● SUPPLIED RECORDS
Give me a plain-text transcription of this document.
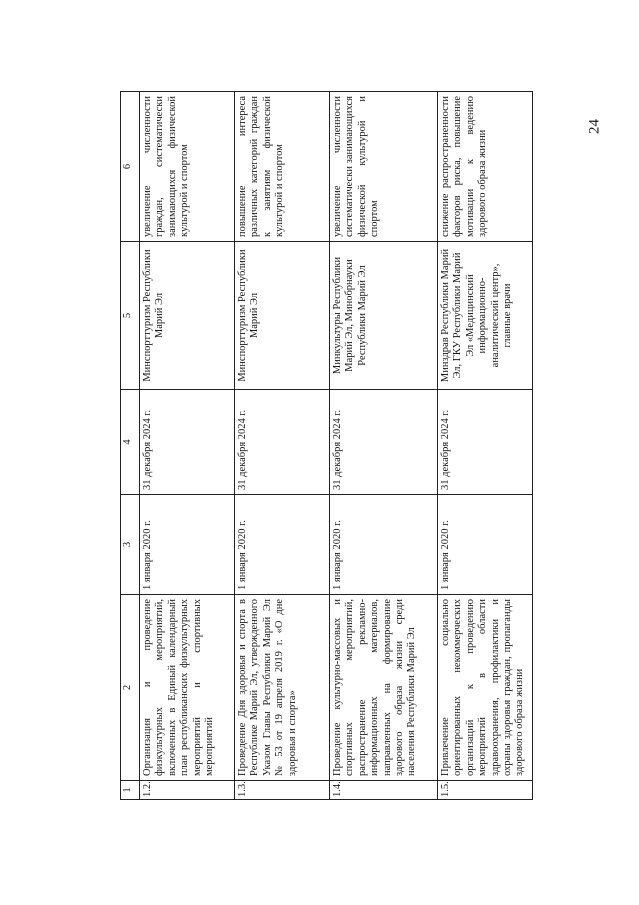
24
1	2	3	4	5	6
1.2.	Организация и проведение физкультурных мероприятий, включенных в Единый календарный план республиканских физкультурных мероприятий и спортивных мероприятий	1 января 2020 г.	31 декабря 2024 г.	Минспорттуризм Республики Марий Эл	увеличение численности граждан, систематически занимающихся физической культурой и спортом
1.3.	Проведение Дня здоровья и спорта в Республике Марий Эл, утвержденного Указом Главы Республики Марий Эл № 53 от 19 апреля 2019 г. «О дне здоровья и спорта»	1 января 2020 г.	31 декабря 2024 г.	Минспорттуризм Республики Марий Эл	повышение интереса различных категорий граждан к занятиям физической культурой и спортом
1.4.	Проведение культурно-массовых и спортивных мероприятий, распространение рекламно-информационных материалов, направленных на формирование здорового образа жизни среди населения Республики Марий Эл	1 января 2020 г.	31 декабря 2024 г.	Минкультуры Республики Марий Эл, Минобрнауки Республики Марий Эл	увеличение численности систематически занимающихся физической культурой и спортом
1.5.	Привлечение социально ориентированных некоммерческих организаций к проведению мероприятий в области здравоохранения, профилактики и охраны здоровья граждан, пропаганды здорового образа жизни	1 января 2020 г.	31 декабря 2024 г.	Минздрав Республики Марий Эл, ГКУ Республики Марий Эл «Медицинский информационно-аналитический центр», главные врачи	снижение распространенности факторов риска, повышение мотивации к ведению здорового образа жизни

● EXERCISE TASK
Excluding the pictures, restate the records above word for word.

● WRITTEN SOLUTION
Give me a plain-text transcription of this document.
24
1	2	3	4	5	6
1.2.	Организация и проведение физкультурных мероприятий, включенных в Единый календарный план республиканских физкультурных мероприятий и спортивных мероприятий	1 января 2020 г.	31 декабря 2024 г.	Минспорттуризм Республики Марий Эл	увеличение численности граждан, систематически занимающихся физической культурой и спортом
1.3.	Проведение Дня здоровья и спорта в Республике Марий Эл, утвержденного Указом Главы Республики Марий Эл № 53 от 19 апреля 2019 г. «О дне здоровья и спорта»	1 января 2020 г.	31 декабря 2024 г.	Минспорттуризм Республики Марий Эл	повышение интереса различных категорий граждан к занятиям физической культурой и спортом
1.4.	Проведение культурно-массовых и спортивных мероприятий, распространение рекламно-информационных материалов, направленных на формирование здорового образа жизни среди населения Республики Марий Эл	1 января 2020 г.	31 декабря 2024 г.	Минкультуры Республики Марий Эл, Минобрнауки Республики Марий Эл	увеличение численности систематически занимающихся физической культурой и спортом
1.5.	Привлечение социально ориентированных некоммерческих организаций к проведению мероприятий в области здравоохранения, профилактики и охраны здоровья граждан, пропаганды здорового образа жизни	1 января 2020 г.	31 декабря 2024 г.	Минздрав Республики Марий Эл, ГКУ Республики Марий Эл «Медицинский информационно-аналитический центр», главные врачи	снижение распространенности факторов риска, повышение мотивации к ведению здорового образа жизни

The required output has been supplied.